◆ AIM OF THE TASK
All of the entries need to be written out again, exactly as they are.

------------------------------------------------------------

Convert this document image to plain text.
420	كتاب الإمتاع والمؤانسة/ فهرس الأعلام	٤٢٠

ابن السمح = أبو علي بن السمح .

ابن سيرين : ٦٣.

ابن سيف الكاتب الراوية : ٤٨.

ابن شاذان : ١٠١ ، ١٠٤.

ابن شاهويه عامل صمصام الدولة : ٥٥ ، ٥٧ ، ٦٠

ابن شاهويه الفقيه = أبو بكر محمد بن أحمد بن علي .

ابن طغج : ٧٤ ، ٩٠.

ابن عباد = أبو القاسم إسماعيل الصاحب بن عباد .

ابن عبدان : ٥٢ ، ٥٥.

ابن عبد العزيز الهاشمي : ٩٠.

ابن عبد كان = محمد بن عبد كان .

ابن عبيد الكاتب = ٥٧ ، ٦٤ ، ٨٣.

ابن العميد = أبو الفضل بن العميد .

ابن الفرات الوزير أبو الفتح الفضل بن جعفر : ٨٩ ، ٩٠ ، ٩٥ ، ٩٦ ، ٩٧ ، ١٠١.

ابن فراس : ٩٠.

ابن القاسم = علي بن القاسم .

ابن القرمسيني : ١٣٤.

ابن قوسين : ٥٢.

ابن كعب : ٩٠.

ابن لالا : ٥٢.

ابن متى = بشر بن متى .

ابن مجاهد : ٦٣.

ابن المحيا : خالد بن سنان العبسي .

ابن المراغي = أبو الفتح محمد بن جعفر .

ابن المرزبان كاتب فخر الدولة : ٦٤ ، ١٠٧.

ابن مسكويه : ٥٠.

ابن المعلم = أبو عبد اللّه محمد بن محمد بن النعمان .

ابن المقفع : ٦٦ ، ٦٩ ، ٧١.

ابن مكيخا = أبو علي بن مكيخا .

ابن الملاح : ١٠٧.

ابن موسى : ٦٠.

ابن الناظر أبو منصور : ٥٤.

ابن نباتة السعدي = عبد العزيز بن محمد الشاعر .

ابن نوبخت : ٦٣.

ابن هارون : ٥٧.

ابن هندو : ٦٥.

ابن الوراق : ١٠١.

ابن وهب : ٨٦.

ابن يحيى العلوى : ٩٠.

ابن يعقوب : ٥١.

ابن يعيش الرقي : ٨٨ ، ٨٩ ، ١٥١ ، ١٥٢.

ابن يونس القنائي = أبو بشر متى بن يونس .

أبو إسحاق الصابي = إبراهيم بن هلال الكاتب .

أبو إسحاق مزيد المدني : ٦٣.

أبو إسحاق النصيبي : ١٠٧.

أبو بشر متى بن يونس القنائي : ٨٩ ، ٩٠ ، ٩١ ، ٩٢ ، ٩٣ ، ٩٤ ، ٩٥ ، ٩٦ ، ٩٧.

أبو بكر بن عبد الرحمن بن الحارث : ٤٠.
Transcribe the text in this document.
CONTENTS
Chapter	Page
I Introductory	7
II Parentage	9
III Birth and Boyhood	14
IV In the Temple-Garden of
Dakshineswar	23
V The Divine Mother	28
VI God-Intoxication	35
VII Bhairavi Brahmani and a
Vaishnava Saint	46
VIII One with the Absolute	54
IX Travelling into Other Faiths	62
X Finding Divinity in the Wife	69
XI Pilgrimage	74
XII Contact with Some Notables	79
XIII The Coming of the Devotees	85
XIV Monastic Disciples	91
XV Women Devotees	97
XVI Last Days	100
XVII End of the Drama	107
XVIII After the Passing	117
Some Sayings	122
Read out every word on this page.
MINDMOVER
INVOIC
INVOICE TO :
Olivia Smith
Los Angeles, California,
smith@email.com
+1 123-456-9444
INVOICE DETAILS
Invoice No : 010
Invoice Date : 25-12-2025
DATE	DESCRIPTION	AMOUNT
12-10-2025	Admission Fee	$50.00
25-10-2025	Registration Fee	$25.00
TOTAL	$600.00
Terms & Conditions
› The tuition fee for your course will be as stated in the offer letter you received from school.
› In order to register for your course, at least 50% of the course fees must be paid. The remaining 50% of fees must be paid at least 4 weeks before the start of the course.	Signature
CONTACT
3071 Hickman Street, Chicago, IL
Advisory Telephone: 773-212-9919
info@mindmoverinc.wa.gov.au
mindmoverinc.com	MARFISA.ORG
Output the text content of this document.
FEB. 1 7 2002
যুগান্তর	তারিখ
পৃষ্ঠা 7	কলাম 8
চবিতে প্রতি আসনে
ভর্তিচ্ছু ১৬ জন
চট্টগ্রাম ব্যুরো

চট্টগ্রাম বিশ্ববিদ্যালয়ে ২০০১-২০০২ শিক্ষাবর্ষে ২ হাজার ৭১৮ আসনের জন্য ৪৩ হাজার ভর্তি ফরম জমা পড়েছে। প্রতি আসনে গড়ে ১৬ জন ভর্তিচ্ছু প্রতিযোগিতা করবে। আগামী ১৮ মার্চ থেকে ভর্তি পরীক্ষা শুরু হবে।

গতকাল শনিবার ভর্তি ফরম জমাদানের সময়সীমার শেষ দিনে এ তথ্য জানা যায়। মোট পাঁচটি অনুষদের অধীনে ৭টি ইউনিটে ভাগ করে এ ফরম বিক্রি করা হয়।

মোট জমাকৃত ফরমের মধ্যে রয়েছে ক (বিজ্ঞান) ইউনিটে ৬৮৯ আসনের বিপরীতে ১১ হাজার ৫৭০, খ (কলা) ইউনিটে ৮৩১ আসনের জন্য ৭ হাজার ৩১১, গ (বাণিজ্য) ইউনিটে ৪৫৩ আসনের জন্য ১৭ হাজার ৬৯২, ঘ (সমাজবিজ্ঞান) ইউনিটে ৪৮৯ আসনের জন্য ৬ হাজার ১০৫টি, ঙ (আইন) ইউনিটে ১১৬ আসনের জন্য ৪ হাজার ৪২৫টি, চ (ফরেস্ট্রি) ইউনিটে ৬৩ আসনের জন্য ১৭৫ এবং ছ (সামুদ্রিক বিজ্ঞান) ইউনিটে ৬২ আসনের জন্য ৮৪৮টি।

------------------------------------------------------------

◆ REPLY TO THE EXERCISE
Convert this document image to plain text.
420	كتاب الإمتاع والمؤانسة/ فهرس الأعلام	٤٢٠

ابن السمح = أبو علي بن السمح .

ابن سيرين : ٦٣.

ابن سيف الكاتب الراوية : ٤٨.

ابن شاذان : ١٠١ ، ١٠٤.

ابن شاهويه عامل صمصام الدولة : ٥٥ ، ٥٧ ، ٦٠

ابن شاهويه الفقيه = أبو بكر محمد بن أحمد بن علي .

ابن طغج : ٧٤ ، ٩٠.

ابن عباد = أبو القاسم إسماعيل الصاحب بن عباد .

ابن عبدان : ٥٢ ، ٥٥.

ابن عبد العزيز الهاشمي : ٩٠.

ابن عبد كان = محمد بن عبد كان .

ابن عبيد الكاتب = ٥٧ ، ٦٤ ، ٨٣.

ابن العميد = أبو الفضل بن العميد .

ابن الفرات الوزير أبو الفتح الفضل بن جعفر : ٨٩ ، ٩٠ ، ٩٥ ، ٩٦ ، ٩٧ ، ١٠١.

ابن فراس : ٩٠.

ابن القاسم = علي بن القاسم .

ابن القرمسيني : ١٣٤.

ابن قوسين : ٥٢.

ابن كعب : ٩٠.

ابن لالا : ٥٢.

ابن متى = بشر بن متى .

ابن مجاهد : ٦٣.

ابن المحيا : خالد بن سنان العبسي .

ابن المراغي = أبو الفتح محمد بن جعفر .

ابن المرزبان كاتب فخر الدولة : ٦٤ ، ١٠٧.

ابن مسكويه : ٥٠.

ابن المعلم = أبو عبد اللّه محمد بن محمد بن النعمان .

ابن المقفع : ٦٦ ، ٦٩ ، ٧١.

ابن مكيخا = أبو علي بن مكيخا .

ابن الملاح : ١٠٧.

ابن موسى : ٦٠.

ابن الناظر أبو منصور : ٥٤.

ابن نباتة السعدي = عبد العزيز بن محمد الشاعر .

ابن نوبخت : ٦٣.

ابن هارون : ٥٧.

ابن هندو : ٦٥.

ابن الوراق : ١٠١.

ابن وهب : ٨٦.

ابن يحيى العلوى : ٩٠.

ابن يعقوب : ٥١.

ابن يعيش الرقي : ٨٨ ، ٨٩ ، ١٥١ ، ١٥٢.

ابن يونس القنائي = أبو بشر متى بن يونس .

أبو إسحاق الصابي = إبراهيم بن هلال الكاتب .

أبو إسحاق مزيد المدني : ٦٣.

أبو إسحاق النصيبي : ١٠٧.

أبو بشر متى بن يونس القنائي : ٨٩ ، ٩٠ ، ٩١ ، ٩٢ ، ٩٣ ، ٩٤ ، ٩٥ ، ٩٦ ، ٩٧.

أبو بكر بن عبد الرحمن بن الحارث : ٤٠.
Transcribe the text in this document.
CONTENTS
Chapter	Page
I Introductory	7
II Parentage	9
III Birth and Boyhood	14
IV In the Temple-Garden of
Dakshineswar	23
V The Divine Mother	28
VI God-Intoxication	35
VII Bhairavi Brahmani and a
Vaishnava Saint	46
VIII One with the Absolute	54
IX Travelling into Other Faiths	62
X Finding Divinity in the Wife	69
XI Pilgrimage	74
XII Contact with Some Notables	79
XIII The Coming of the Devotees	85
XIV Monastic Disciples	91
XV Women Devotees	97
XVI Last Days	100
XVII End of the Drama	107
XVIII After the Passing	117
Some Sayings	122
Read out every word on this page.
MINDMOVER
INVOIC
INVOICE TO :
Olivia Smith
Los Angeles, California,
smith@email.com
+1 123-456-9444
INVOICE DETAILS
Invoice No : 010
Invoice Date : 25-12-2025
DATE	DESCRIPTION	AMOUNT
12-10-2025	Admission Fee	$50.00
25-10-2025	Registration Fee	$25.00
TOTAL	$600.00
Terms & Conditions
› The tuition fee for your course will be as stated in the offer letter you received from school.
› In order to register for your course, at least 50% of the course fees must be paid. The remaining 50% of fees must be paid at least 4 weeks before the start of the course.	Signature
CONTACT
3071 Hickman Street, Chicago, IL
Advisory Telephone: 773-212-9919
info@mindmoverinc.wa.gov.au
mindmoverinc.com	MARFISA.ORG
Output the text content of this document.
FEB. 1 7 2002
যুগান্তর	তারিখ
পৃষ্ঠা 7	কলাম 8
চবিতে প্রতি আসনে
ভর্তিচ্ছু ১৬ জন
চট্টগ্রাম ব্যুরো

চট্টগ্রাম বিশ্ববিদ্যালয়ে ২০০১-২০০২ শিক্ষাবর্ষে ২ হাজার ৭১৮ আসনের জন্য ৪৩ হাজার ভর্তি ফরম জমা পড়েছে। প্রতি আসনে গড়ে ১৬ জন ভর্তিচ্ছু প্রতিযোগিতা করবে। আগামী ১৮ মার্চ থেকে ভর্তি পরীক্ষা শুরু হবে।

গতকাল শনিবার ভর্তি ফরম জমাদানের সময়সীমার শেষ দিনে এ তথ্য জানা যায়। মোট পাঁচটি অনুষদের অধীনে ৭টি ইউনিটে ভাগ করে এ ফরম বিক্রি করা হয়।

মোট জমাকৃত ফরমের মধ্যে রয়েছে ক (বিজ্ঞান) ইউনিটে ৬৮৯ আসনের বিপরীতে ১১ হাজার ৫৭০, খ (কলা) ইউনিটে ৮৩১ আসনের জন্য ৭ হাজার ৩১১, গ (বাণিজ্য) ইউনিটে ৪৫৩ আসনের জন্য ১৭ হাজার ৬৯২, ঘ (সমাজবিজ্ঞান) ইউনিটে ৪৮৯ আসনের জন্য ৬ হাজার ১০৫টি, ঙ (আইন) ইউনিটে ১১৬ আসনের জন্য ৪ হাজার ৪২৫টি, চ (ফরেস্ট্রি) ইউনিটে ৬৩ আসনের জন্য ১৭৫ এবং ছ (সামুদ্রিক বিজ্ঞান) ইউনিটে ৬২ আসনের জন্য ৮৪৮টি।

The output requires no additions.